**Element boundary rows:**
+ + +

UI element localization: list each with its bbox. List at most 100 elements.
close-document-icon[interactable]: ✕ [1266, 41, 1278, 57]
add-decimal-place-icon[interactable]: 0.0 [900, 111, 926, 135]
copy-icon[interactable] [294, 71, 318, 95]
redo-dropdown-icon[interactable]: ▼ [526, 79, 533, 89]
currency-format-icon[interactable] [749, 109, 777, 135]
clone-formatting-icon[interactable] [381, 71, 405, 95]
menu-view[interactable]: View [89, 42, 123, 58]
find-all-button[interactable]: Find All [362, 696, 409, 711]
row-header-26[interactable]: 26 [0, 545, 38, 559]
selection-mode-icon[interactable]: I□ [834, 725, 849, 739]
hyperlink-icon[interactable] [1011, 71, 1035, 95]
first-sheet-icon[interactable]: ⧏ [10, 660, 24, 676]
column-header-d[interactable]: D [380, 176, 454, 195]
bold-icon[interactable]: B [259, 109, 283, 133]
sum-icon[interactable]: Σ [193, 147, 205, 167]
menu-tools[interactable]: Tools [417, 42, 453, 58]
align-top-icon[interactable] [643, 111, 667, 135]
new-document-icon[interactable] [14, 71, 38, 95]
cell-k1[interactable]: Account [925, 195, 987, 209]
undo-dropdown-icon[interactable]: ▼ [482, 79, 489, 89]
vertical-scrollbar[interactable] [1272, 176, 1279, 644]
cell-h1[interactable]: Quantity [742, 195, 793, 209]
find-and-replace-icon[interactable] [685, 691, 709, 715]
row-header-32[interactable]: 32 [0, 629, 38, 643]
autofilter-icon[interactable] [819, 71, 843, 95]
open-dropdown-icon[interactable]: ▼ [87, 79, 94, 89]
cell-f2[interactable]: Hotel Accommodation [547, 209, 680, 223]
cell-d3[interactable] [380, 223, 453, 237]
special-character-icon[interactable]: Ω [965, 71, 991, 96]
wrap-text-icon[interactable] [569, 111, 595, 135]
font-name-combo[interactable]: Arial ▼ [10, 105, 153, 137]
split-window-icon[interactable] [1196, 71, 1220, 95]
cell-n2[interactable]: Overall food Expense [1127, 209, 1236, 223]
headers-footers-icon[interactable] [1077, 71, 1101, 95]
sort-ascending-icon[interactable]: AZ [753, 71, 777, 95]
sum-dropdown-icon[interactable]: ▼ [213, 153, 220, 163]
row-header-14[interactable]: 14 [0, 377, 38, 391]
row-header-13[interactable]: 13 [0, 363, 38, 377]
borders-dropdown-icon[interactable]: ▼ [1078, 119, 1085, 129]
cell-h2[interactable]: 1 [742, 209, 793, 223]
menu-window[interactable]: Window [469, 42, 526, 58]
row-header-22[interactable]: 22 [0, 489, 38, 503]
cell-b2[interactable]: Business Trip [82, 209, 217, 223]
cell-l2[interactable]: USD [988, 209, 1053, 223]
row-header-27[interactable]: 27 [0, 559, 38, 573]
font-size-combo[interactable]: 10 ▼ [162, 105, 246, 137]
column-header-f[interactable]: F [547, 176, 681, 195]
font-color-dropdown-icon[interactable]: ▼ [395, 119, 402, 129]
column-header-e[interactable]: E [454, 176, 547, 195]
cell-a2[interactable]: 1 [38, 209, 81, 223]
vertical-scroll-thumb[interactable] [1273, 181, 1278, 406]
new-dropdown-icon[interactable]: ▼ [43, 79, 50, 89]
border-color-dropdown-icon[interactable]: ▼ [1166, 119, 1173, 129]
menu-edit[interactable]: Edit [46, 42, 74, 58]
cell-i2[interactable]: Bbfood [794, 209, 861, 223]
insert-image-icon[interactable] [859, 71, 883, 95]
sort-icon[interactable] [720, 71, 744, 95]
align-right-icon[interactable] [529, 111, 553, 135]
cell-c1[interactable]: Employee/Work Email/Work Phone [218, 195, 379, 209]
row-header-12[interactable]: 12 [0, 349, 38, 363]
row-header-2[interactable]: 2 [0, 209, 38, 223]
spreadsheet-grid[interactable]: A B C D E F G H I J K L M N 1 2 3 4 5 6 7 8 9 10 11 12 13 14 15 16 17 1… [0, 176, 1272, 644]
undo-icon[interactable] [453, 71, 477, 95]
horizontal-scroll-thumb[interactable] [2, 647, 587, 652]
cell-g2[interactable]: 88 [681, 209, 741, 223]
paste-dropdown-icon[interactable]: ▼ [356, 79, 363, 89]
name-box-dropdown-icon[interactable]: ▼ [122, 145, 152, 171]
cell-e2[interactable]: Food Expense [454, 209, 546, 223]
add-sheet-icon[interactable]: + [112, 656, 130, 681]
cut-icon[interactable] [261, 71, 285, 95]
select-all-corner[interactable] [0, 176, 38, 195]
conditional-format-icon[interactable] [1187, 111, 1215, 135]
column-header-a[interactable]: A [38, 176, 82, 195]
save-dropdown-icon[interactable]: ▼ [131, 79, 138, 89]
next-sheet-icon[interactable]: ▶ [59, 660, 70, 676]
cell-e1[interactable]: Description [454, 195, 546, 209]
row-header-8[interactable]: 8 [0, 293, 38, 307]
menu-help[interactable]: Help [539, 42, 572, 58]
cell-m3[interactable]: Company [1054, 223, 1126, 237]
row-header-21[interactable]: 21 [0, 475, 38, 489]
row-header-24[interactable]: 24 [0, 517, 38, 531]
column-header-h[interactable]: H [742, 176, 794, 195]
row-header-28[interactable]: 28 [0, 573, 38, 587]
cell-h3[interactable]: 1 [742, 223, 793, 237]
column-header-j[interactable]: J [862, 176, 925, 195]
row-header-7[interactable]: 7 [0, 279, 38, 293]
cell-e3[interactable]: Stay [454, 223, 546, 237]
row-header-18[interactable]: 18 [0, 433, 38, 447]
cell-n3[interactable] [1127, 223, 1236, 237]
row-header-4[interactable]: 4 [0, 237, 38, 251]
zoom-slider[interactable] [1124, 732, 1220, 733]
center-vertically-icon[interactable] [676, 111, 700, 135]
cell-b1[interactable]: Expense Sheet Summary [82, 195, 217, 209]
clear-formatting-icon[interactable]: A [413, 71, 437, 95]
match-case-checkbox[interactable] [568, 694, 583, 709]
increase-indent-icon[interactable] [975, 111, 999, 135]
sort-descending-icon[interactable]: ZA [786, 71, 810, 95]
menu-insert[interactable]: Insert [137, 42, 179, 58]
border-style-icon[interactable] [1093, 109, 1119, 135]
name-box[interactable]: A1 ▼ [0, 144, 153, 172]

+ + +

**What to work on:** Turn the rows above, from the first one through the line containing "menu-view[interactable]: View [89, 42, 123, 58]", into a numbered list. Include both ends and leave out any blank lines.

**Written reply:**
1. UI element localization: list each with its bbox. List at most 100 elements.
2. close-document-icon[interactable]: ✕ [1266, 41, 1278, 57]
3. add-decimal-place-icon[interactable]: 0.0 [900, 111, 926, 135]
4. copy-icon[interactable] [294, 71, 318, 95]
5. redo-dropdown-icon[interactable]: ▼ [526, 79, 533, 89]
6. currency-format-icon[interactable] [749, 109, 777, 135]
7. clone-formatting-icon[interactable] [381, 71, 405, 95]
8. menu-view[interactable]: View [89, 42, 123, 58]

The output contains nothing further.